[START Entries provided]
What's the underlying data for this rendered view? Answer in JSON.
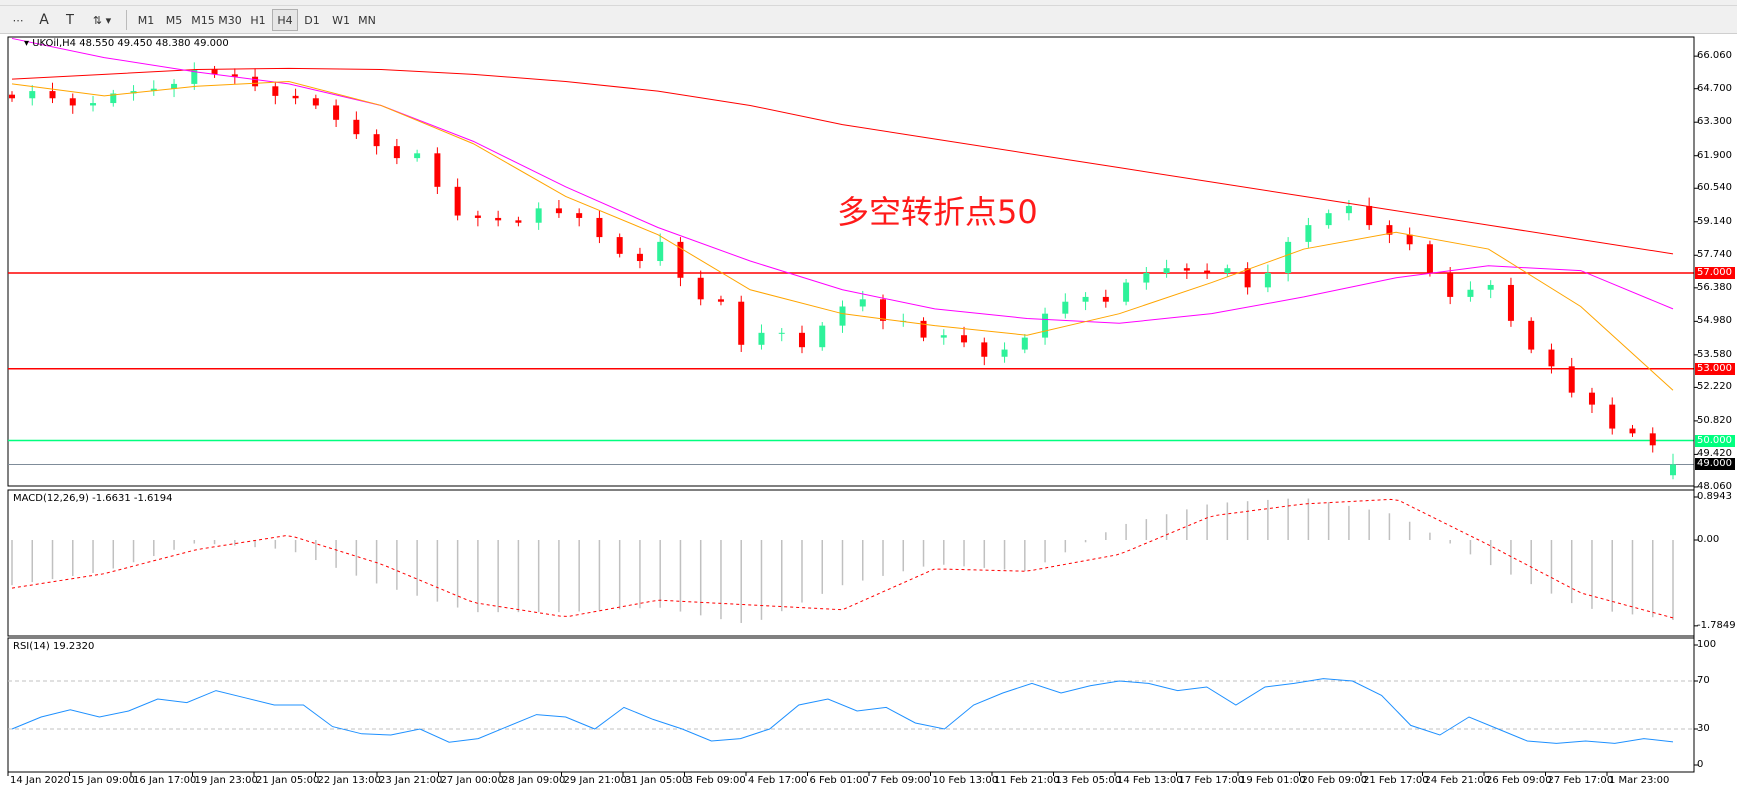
{
  "toolbar": {
    "tools": [
      "period-separators-icon",
      "text-icon",
      "text-label-icon",
      "arrows-icon"
    ],
    "timeframes": [
      "M1",
      "M5",
      "M15",
      "M30",
      "H1",
      "H4",
      "D1",
      "W1",
      "MN"
    ],
    "selected": "H4"
  },
  "header": {
    "symbol": "UKOil,H4",
    "ohlc": "48.550 49.450 48.380 49.000"
  },
  "annotation": "多空转折点50",
  "colors": {
    "bull": "#2ef29a",
    "bear": "#ff0000",
    "ma_fast": "#ffa500",
    "ma_mid": "#ff00ff",
    "ma_slow": "#ff0000",
    "level_red": "#ff0000",
    "level_green": "#00ff7f",
    "bid": "#000000",
    "rsi": "#1e90ff",
    "macd_hist": "#c0c0c0",
    "macd_signal": "#ff0000"
  },
  "chart_data": [
    {
      "type": "candlestick",
      "title": "UKOil,H4",
      "ylim": [
        48.1,
        66.86
      ],
      "y_ticks": [
        "66.060",
        "64.700",
        "63.300",
        "61.900",
        "60.540",
        "59.140",
        "57.740",
        "56.380",
        "54.980",
        "53.580",
        "52.220",
        "50.820",
        "49.420",
        "48.060"
      ],
      "x_ticks": [
        "14 Jan 2020",
        "15 Jan 09:00",
        "16 Jan 17:00",
        "19 Jan 23:00",
        "21 Jan 05:00",
        "22 Jan 13:00",
        "23 Jan 21:00",
        "27 Jan 00:00",
        "28 Jan 09:00",
        "29 Jan 21:00",
        "31 Jan 05:00",
        "3 Feb 09:00",
        "4 Feb 17:00",
        "6 Feb 01:00",
        "7 Feb 09:00",
        "10 Feb 13:00",
        "11 Feb 21:00",
        "13 Feb 05:00",
        "14 Feb 13:00",
        "17 Feb 17:00",
        "19 Feb 01:00",
        "20 Feb 09:00",
        "21 Feb 17:00",
        "24 Feb 21:00",
        "26 Feb 09:00",
        "27 Feb 17:00",
        "1 Mar 23:00"
      ],
      "close": [
        64.3,
        64.6,
        64.3,
        64.0,
        64.1,
        64.5,
        64.6,
        64.7,
        64.9,
        65.5,
        65.3,
        65.2,
        64.8,
        64.4,
        64.3,
        64.0,
        63.4,
        62.8,
        62.3,
        61.8,
        62.0,
        60.6,
        59.4,
        59.3,
        59.2,
        59.1,
        59.7,
        59.5,
        59.3,
        58.5,
        57.8,
        57.5,
        58.3,
        56.8,
        55.9,
        55.8,
        54.0,
        54.5,
        54.5,
        53.9,
        54.8,
        55.6,
        55.9,
        55.0,
        55.0,
        54.3,
        54.4,
        54.1,
        53.5,
        53.8,
        54.3,
        55.3,
        55.8,
        56.0,
        55.8,
        56.6,
        57.0,
        57.2,
        57.1,
        57.0,
        57.2,
        56.4,
        57.0,
        58.3,
        59.0,
        59.5,
        59.8,
        59.0,
        58.6,
        58.2,
        57.0,
        56.0,
        56.3,
        56.5,
        55.0,
        53.8,
        53.1,
        52.0,
        51.5,
        50.5,
        50.3,
        49.8,
        49.0
      ],
      "last_bar": {
        "open": 48.55,
        "high": 49.45,
        "low": 48.38,
        "close": 49.0
      },
      "moving_averages": [
        {
          "color": "#ff0000",
          "values": [
            65.1,
            65.3,
            65.5,
            65.55,
            65.5,
            65.3,
            65.0,
            64.6,
            64.0,
            63.2,
            62.6,
            62.0,
            61.4,
            60.8,
            60.2,
            59.6,
            59.0,
            58.4,
            57.8
          ]
        },
        {
          "color": "#ff00ff",
          "values": [
            66.8,
            66.0,
            65.4,
            64.9,
            64.0,
            62.5,
            60.6,
            58.9,
            57.5,
            56.3,
            55.5,
            55.1,
            54.9,
            55.3,
            56.0,
            56.8,
            57.3,
            57.1,
            55.5
          ]
        },
        {
          "color": "#ffa500",
          "values": [
            64.9,
            64.4,
            64.8,
            65.0,
            64.0,
            62.4,
            60.2,
            58.6,
            56.3,
            55.3,
            54.8,
            54.4,
            55.3,
            56.6,
            58.0,
            58.7,
            58.0,
            55.6,
            52.1
          ]
        }
      ],
      "levels": [
        {
          "value": 57.0,
          "label": "57.000",
          "color": "#ff0000"
        },
        {
          "value": 53.0,
          "label": "53.000",
          "color": "#ff0000"
        },
        {
          "value": 50.0,
          "label": "50.000",
          "color": "#00ff7f"
        },
        {
          "value": 49.0,
          "label": "49.000",
          "color": "#000000",
          "kind": "bid"
        }
      ]
    },
    {
      "type": "bar",
      "title": "MACD(12,26,9) -1.6631 -1.6194",
      "ylim": [
        -1.7849,
        0.8943
      ],
      "y_ticks": [
        "0.8943",
        "0.00",
        "-1.7849"
      ],
      "macd": [
        -0.94,
        -0.65,
        -0.06,
        -0.2,
        -0.94,
        -1.5,
        -1.5,
        -1.4,
        -1.76,
        -0.94,
        -0.5,
        -0.65,
        0.3,
        0.76,
        0.88,
        0.53,
        -0.5,
        -1.4,
        -1.6631
      ],
      "signal": [
        -1.0,
        -0.7,
        -0.2,
        0.1,
        -0.5,
        -1.3,
        -1.6,
        -1.25,
        -1.35,
        -1.45,
        -0.6,
        -0.65,
        -0.3,
        0.5,
        0.75,
        0.85,
        -0.1,
        -1.1,
        -1.6194
      ]
    },
    {
      "type": "line",
      "title": "RSI(14) 19.2320",
      "ylim": [
        0,
        100
      ],
      "y_ticks": [
        "100",
        "70",
        "30",
        "0"
      ],
      "levels": [
        70,
        30
      ],
      "values": [
        30,
        40,
        46,
        40,
        45,
        55,
        52,
        62,
        56,
        50,
        50,
        32,
        26,
        25,
        30,
        19,
        22,
        32,
        42,
        40,
        30,
        48,
        38,
        30,
        20,
        22,
        30,
        50,
        55,
        45,
        48,
        35,
        30,
        50,
        60,
        68,
        60,
        66,
        70,
        68,
        62,
        65,
        50,
        65,
        68,
        72,
        70,
        58,
        33,
        25,
        40,
        30,
        20,
        18,
        20,
        18,
        22,
        19.232
      ]
    }
  ]
}
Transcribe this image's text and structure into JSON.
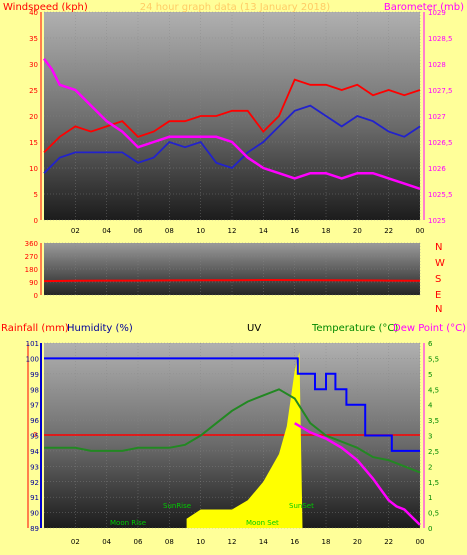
{
  "panel1": {
    "title_left": "Windspeed (kph)",
    "title_center": "24 hour graph data (13 January 2018)",
    "title_right": "Barometer (mb)",
    "colors": {
      "wind": "#ff0000",
      "gust": "#2222cc",
      "baro": "#ff00ff",
      "left_axis": "#ff0000",
      "right_axis": "#ff00ff"
    }
  },
  "panel2": {
    "compass": [
      "N",
      "W",
      "S",
      "E",
      "N"
    ],
    "colors": {
      "dir": "#ff0000",
      "compass": "#ff0000"
    }
  },
  "panel3": {
    "title_rain": "Rainfall (mm)",
    "title_humidity": "Humidity (%)",
    "title_uv": "UV",
    "title_temp": "Temperature (°C)",
    "title_dew": "Dew Point (°C)",
    "rain_zero": "0",
    "annotations": {
      "sunrise": "SunRise",
      "sunset": "SunSet",
      "moonrise": "Moon Rise",
      "moonset": "Moon Set"
    },
    "colors": {
      "rain_axis": "#ff0000",
      "humidity_axis": "#0000ff",
      "humidity": "#0000ff",
      "temp": "#228822",
      "dew": "#ff00ff",
      "uv": "#ffff00",
      "rain": "#ff0000",
      "right_axis": "#008800"
    }
  },
  "chart_data": [
    {
      "type": "line",
      "x_ticks": [
        "02",
        "04",
        "06",
        "08",
        "10",
        "12",
        "14",
        "16",
        "18",
        "20",
        "22",
        "00"
      ],
      "ylim_left": [
        0,
        40
      ],
      "ylim_right": [
        1025,
        1029
      ],
      "y_ticks_left": [
        "0",
        "5",
        "10",
        "15",
        "20",
        "25",
        "30",
        "35",
        "40"
      ],
      "y_ticks_right": [
        "1025",
        "1025,5",
        "1026",
        "1026,5",
        "1027",
        "1027,5",
        "1028",
        "1028,5",
        "1029"
      ],
      "series": [
        {
          "axis": "left",
          "hours": [
            0,
            1,
            2,
            3,
            4,
            5,
            6,
            7,
            8,
            9,
            10,
            11,
            12,
            13,
            14,
            15,
            16,
            17,
            18,
            19,
            20,
            21,
            22,
            23,
            24
          ],
          "values": [
            13,
            16,
            18,
            17,
            18,
            19,
            16,
            17,
            19,
            19,
            20,
            20,
            21,
            21,
            17,
            20,
            27,
            26,
            26,
            25,
            26,
            24,
            25,
            24,
            25
          ]
        },
        {
          "axis": "left",
          "hours": [
            0,
            1,
            2,
            3,
            4,
            5,
            6,
            7,
            8,
            9,
            10,
            11,
            12,
            13,
            14,
            15,
            16,
            17,
            18,
            19,
            20,
            21,
            22,
            23,
            24
          ],
          "values": [
            9,
            12,
            13,
            13,
            13,
            13,
            11,
            12,
            15,
            14,
            15,
            11,
            10,
            13,
            15,
            18,
            21,
            22,
            20,
            18,
            20,
            19,
            17,
            16,
            18
          ]
        },
        {
          "axis": "right",
          "hours": [
            0,
            0.5,
            1,
            2,
            3,
            4,
            5,
            6,
            7,
            8,
            9,
            10,
            11,
            12,
            13,
            14,
            15,
            16,
            17,
            18,
            19,
            20,
            21,
            22,
            23,
            24
          ],
          "values": [
            1028.1,
            1027.9,
            1027.6,
            1027.5,
            1027.2,
            1026.9,
            1026.7,
            1026.4,
            1026.5,
            1026.6,
            1026.6,
            1026.6,
            1026.6,
            1026.5,
            1026.2,
            1026.0,
            1025.9,
            1025.8,
            1025.9,
            1025.9,
            1025.8,
            1025.9,
            1025.9,
            1025.8,
            1025.7,
            1025.6
          ]
        }
      ]
    },
    {
      "type": "line",
      "x_ticks": [],
      "ylim": [
        0,
        360
      ],
      "y_ticks": [
        "0",
        "90",
        "180",
        "270",
        "360"
      ],
      "series": [
        {
          "hours": [
            0,
            2,
            4,
            6,
            8,
            10,
            12,
            14,
            16,
            18,
            20,
            22,
            24
          ],
          "values": [
            96,
            98,
            100,
            100,
            101,
            102,
            102,
            104,
            103,
            102,
            101,
            100,
            98
          ]
        }
      ]
    },
    {
      "type": "line",
      "x_ticks": [
        "02",
        "04",
        "06",
        "08",
        "10",
        "12",
        "14",
        "16",
        "18",
        "20",
        "22",
        "00"
      ],
      "ylim_humidity": [
        89,
        101
      ],
      "y_ticks_humidity": [
        "89",
        "90",
        "91",
        "92",
        "93",
        "94",
        "95",
        "96",
        "97",
        "98",
        "99",
        "100",
        "101"
      ],
      "ylim_temp": [
        0,
        6
      ],
      "y_ticks_temp": [
        "0",
        "0,5",
        "1",
        "1,5",
        "2",
        "2,5",
        "3",
        "3,5",
        "4",
        "4,5",
        "5",
        "5,5",
        "6"
      ],
      "series": [
        {
          "axis": "humidity",
          "hours": [
            0,
            16.2,
            16.2,
            17.3,
            17.3,
            18,
            18,
            18.6,
            18.6,
            19.3,
            19.3,
            20.5,
            20.5,
            22.2,
            22.2,
            24
          ],
          "values": [
            100,
            100,
            99,
            99,
            98,
            98,
            99,
            99,
            98,
            98,
            97,
            97,
            95,
            95,
            94,
            94
          ]
        },
        {
          "axis": "temp",
          "hours": [
            0,
            1,
            2,
            3,
            4,
            5,
            6,
            7,
            8,
            9,
            10,
            11,
            12,
            13,
            14,
            15,
            16,
            17,
            18,
            19,
            20,
            21,
            22,
            23,
            24
          ],
          "values": [
            2.6,
            2.6,
            2.6,
            2.5,
            2.5,
            2.5,
            2.6,
            2.6,
            2.6,
            2.7,
            3.0,
            3.4,
            3.8,
            4.1,
            4.3,
            4.5,
            4.2,
            3.4,
            3.0,
            2.8,
            2.6,
            2.3,
            2.2,
            2.0,
            1.8
          ]
        },
        {
          "axis": "temp",
          "hours": [
            16,
            17,
            18,
            19,
            20,
            21,
            22,
            22.5,
            23,
            24
          ],
          "values": [
            3.4,
            3.1,
            2.9,
            2.6,
            2.2,
            1.6,
            0.9,
            0.7,
            0.6,
            0.1
          ]
        },
        {
          "axis": "uv",
          "hours": [
            9.1,
            10,
            11,
            12,
            13,
            14,
            15,
            15.5,
            16,
            16.3,
            16.5
          ],
          "values": [
            0.05,
            0.1,
            0.1,
            0.1,
            0.15,
            0.25,
            0.4,
            0.55,
            0.85,
            0.95,
            0.0
          ]
        }
      ],
      "rain_total": 0
    }
  ]
}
[END Entries provided]
# [To do]
Using the material above, report each line where "label" occurs.

# [Solution for this task]
      "text-label-icon",
          "label": "57.000",
          "label": "53.000",
          "label": "50.000",
          "label": "49.000",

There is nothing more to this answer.